◆ EXERCISE PROMPT:
Copy out lines with the word "grind" from the material that follows.

======== INFORMATION GIVEN

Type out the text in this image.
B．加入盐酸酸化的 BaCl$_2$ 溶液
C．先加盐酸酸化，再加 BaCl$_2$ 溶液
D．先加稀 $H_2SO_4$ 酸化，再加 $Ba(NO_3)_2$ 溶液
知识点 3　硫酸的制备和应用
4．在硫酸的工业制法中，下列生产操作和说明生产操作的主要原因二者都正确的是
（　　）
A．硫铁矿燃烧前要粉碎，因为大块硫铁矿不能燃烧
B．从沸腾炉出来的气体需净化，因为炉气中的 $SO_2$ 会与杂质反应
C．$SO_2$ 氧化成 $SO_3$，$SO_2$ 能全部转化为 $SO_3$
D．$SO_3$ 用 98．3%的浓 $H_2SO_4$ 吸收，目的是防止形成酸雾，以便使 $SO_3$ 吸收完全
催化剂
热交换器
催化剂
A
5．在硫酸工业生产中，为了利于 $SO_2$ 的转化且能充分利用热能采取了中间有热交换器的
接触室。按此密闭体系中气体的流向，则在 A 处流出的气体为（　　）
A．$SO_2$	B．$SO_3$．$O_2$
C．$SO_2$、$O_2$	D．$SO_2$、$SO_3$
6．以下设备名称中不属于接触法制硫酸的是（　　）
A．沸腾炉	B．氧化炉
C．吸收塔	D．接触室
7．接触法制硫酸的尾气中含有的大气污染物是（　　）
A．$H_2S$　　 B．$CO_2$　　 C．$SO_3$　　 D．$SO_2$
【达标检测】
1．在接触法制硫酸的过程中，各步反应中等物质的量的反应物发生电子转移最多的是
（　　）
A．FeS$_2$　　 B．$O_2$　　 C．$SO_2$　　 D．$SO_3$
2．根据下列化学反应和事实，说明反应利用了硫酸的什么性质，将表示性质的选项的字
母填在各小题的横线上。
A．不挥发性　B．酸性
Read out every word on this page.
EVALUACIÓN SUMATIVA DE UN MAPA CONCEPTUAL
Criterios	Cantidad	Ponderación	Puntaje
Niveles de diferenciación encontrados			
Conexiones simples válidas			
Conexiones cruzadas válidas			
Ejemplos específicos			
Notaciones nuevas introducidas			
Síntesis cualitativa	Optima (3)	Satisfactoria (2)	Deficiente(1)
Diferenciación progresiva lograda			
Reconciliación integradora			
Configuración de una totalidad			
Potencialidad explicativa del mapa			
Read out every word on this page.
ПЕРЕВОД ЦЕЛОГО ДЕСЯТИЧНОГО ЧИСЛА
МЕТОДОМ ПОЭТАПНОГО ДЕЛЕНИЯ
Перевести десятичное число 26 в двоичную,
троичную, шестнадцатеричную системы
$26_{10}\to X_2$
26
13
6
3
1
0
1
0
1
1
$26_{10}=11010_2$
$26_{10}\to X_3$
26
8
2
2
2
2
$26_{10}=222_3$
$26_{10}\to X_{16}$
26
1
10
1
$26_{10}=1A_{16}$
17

================
======== INFORMATION GIVEN

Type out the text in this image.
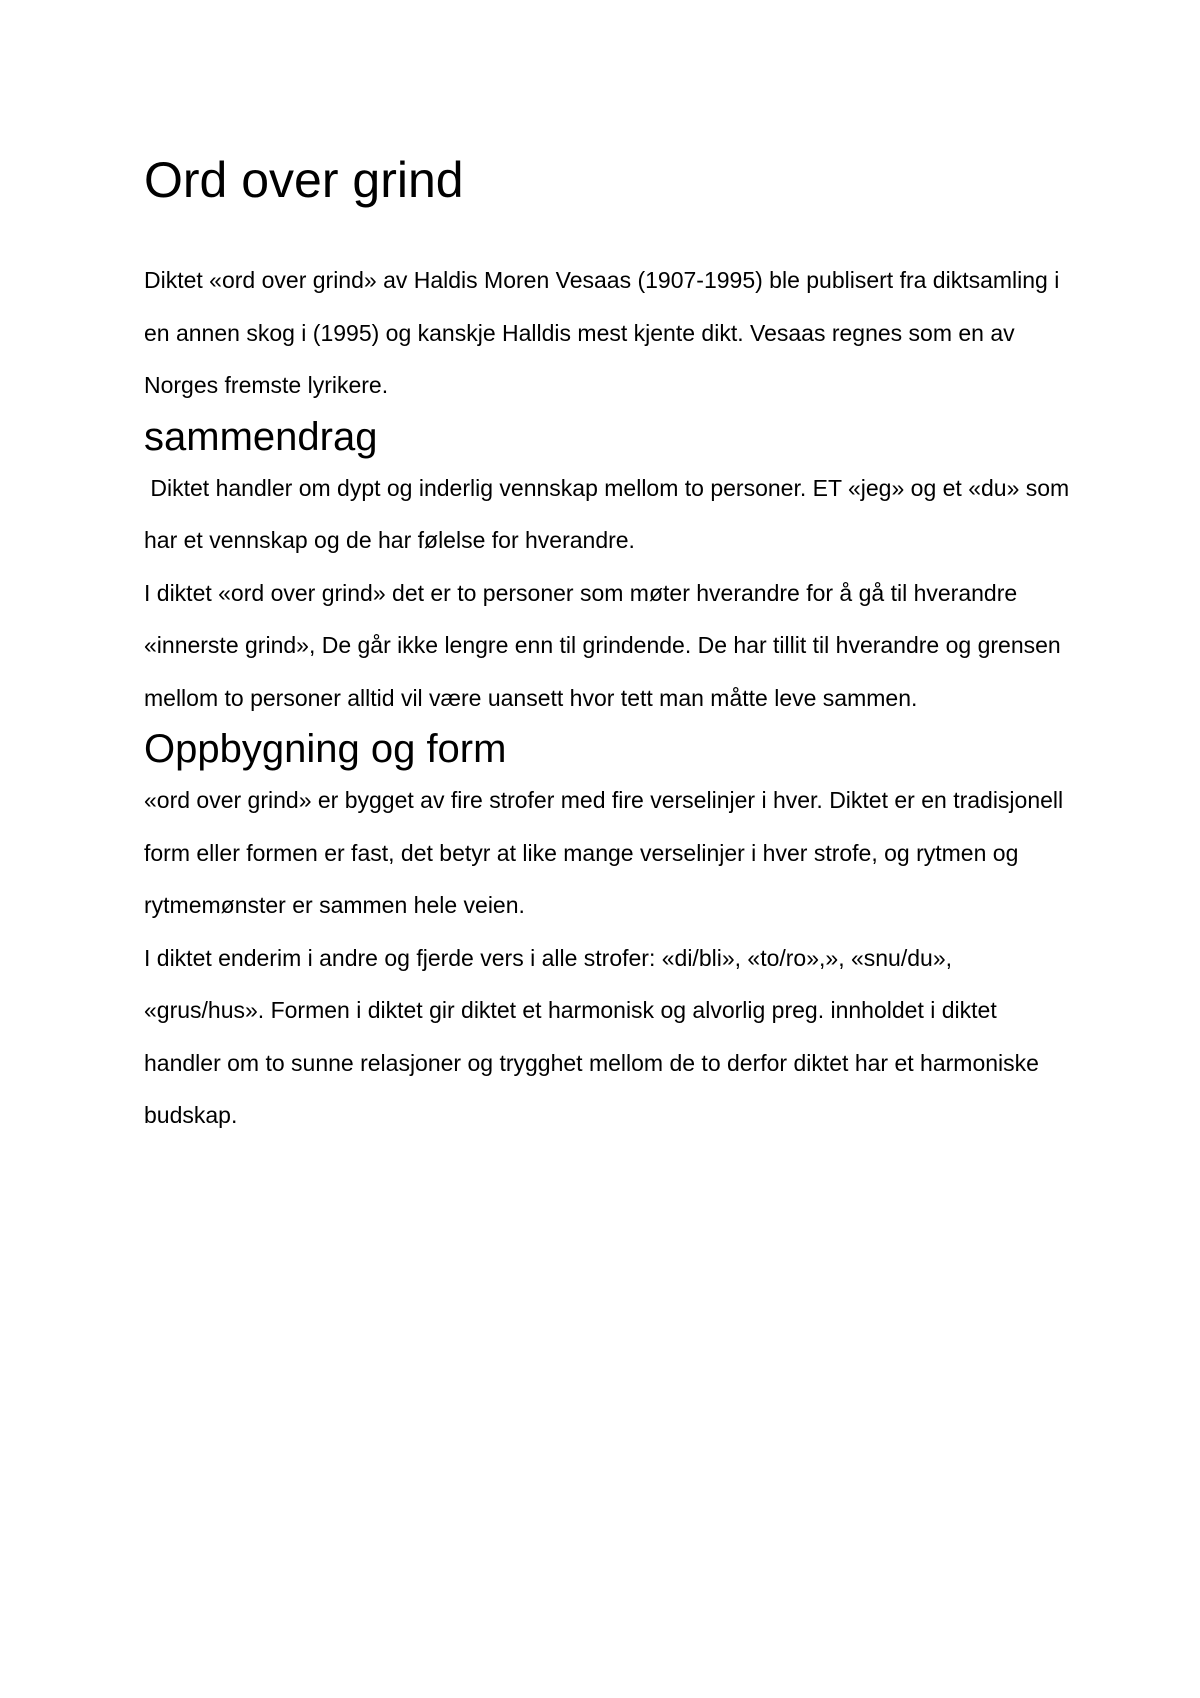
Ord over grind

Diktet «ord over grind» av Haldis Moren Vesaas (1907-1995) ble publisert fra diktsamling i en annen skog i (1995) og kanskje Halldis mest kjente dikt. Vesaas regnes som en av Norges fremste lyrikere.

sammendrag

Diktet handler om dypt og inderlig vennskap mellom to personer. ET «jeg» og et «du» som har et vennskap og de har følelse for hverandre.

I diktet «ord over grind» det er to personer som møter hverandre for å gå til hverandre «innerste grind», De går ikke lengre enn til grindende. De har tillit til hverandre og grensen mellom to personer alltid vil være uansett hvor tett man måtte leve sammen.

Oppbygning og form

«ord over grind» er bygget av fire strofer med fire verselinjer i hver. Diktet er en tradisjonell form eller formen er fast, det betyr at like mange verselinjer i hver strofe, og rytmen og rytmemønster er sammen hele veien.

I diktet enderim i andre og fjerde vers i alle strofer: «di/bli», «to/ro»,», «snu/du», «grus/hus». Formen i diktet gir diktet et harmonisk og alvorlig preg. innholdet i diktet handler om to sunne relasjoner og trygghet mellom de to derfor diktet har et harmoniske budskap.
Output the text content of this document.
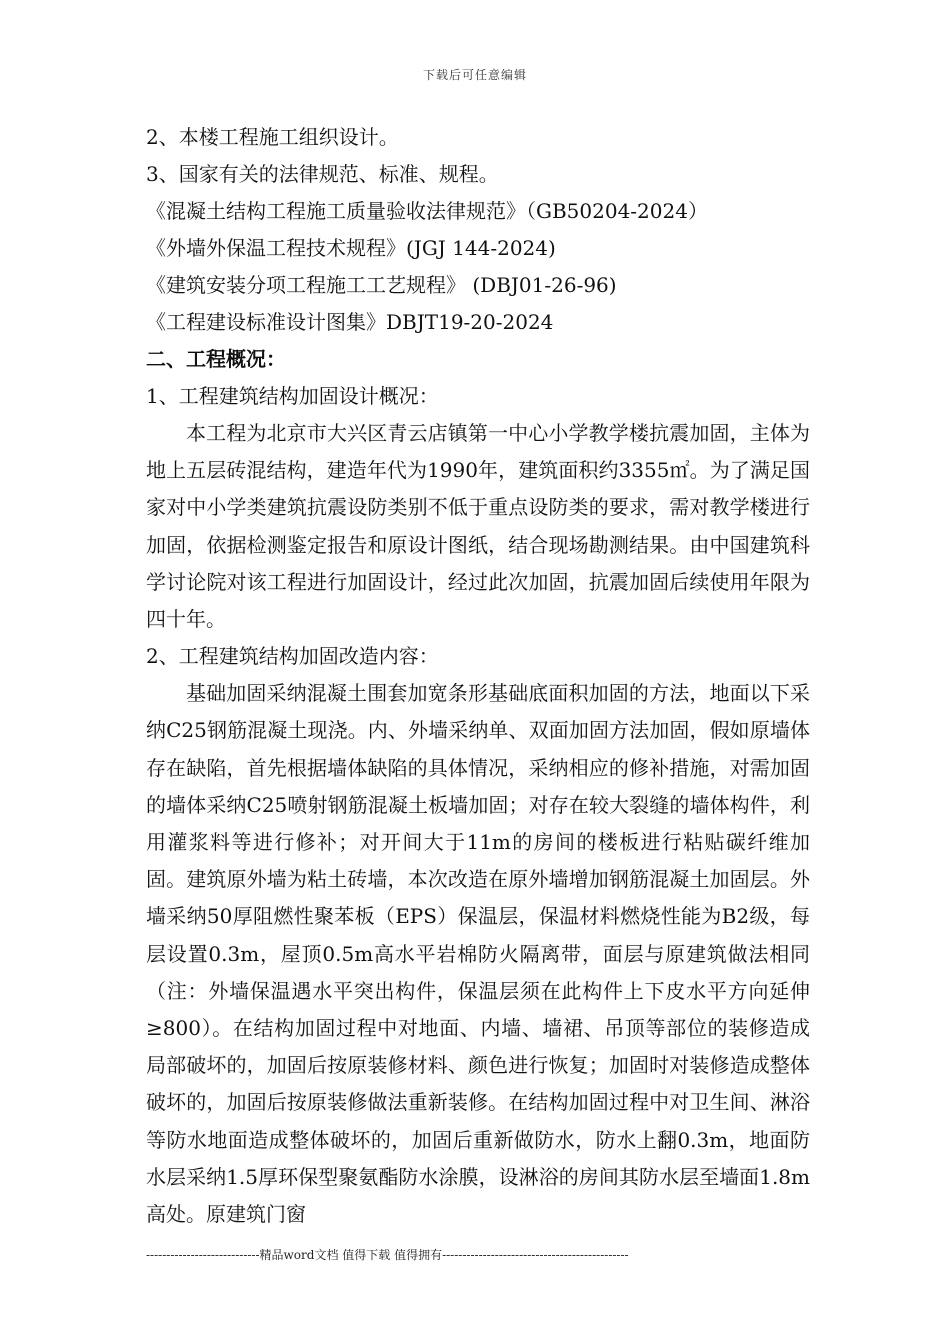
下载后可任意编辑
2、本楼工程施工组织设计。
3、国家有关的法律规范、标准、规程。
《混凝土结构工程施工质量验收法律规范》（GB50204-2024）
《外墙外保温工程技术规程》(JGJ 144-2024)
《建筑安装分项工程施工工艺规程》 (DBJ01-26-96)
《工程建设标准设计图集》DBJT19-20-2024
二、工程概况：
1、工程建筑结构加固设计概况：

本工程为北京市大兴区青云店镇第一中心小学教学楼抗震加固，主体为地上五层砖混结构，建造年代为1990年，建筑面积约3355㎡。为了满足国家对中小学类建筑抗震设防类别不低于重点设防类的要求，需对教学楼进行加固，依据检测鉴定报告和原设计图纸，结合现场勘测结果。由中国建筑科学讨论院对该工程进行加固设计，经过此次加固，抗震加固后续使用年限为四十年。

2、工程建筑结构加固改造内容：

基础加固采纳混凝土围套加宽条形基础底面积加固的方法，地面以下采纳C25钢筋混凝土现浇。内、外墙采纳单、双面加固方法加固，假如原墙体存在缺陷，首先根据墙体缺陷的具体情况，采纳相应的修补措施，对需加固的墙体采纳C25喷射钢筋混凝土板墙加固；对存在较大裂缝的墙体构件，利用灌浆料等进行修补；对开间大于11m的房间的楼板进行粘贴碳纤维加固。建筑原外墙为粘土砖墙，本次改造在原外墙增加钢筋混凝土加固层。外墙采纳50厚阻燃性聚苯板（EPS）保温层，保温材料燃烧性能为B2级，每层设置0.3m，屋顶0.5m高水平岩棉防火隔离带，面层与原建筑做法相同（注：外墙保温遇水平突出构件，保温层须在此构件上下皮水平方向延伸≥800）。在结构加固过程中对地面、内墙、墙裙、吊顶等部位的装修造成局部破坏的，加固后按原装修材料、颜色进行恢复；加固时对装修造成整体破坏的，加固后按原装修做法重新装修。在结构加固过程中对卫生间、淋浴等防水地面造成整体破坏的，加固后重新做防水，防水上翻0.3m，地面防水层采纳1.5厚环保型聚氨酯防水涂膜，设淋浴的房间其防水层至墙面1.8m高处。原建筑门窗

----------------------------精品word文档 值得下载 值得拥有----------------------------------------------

================

◆ TASK ANSWER:
Ord over grind
Diktet «ord over grind» av Haldis Moren Vesaas (1907-1995) ble publisert fra diktsamling i en annen skog i (1995) og kanskje Halldis mest kjente dikt. Vesaas regnes som en av Norges fremste lyrikere.
I diktet «ord over grind» det er to personer som møter hverandre for å gå til hverandre «innerste grind», De går ikke lengre enn til grindende. De har tillit til hverandre og grensen mellom to personer alltid vil være uansett hvor tett man måtte leve sammen.
«ord over grind» er bygget av fire strofer med fire verselinjer i hver. Diktet er en tradisjonell form eller formen er fast, det betyr at like mange verselinjer i hver strofe, og rytmen og rytmemønster er sammen hele veien.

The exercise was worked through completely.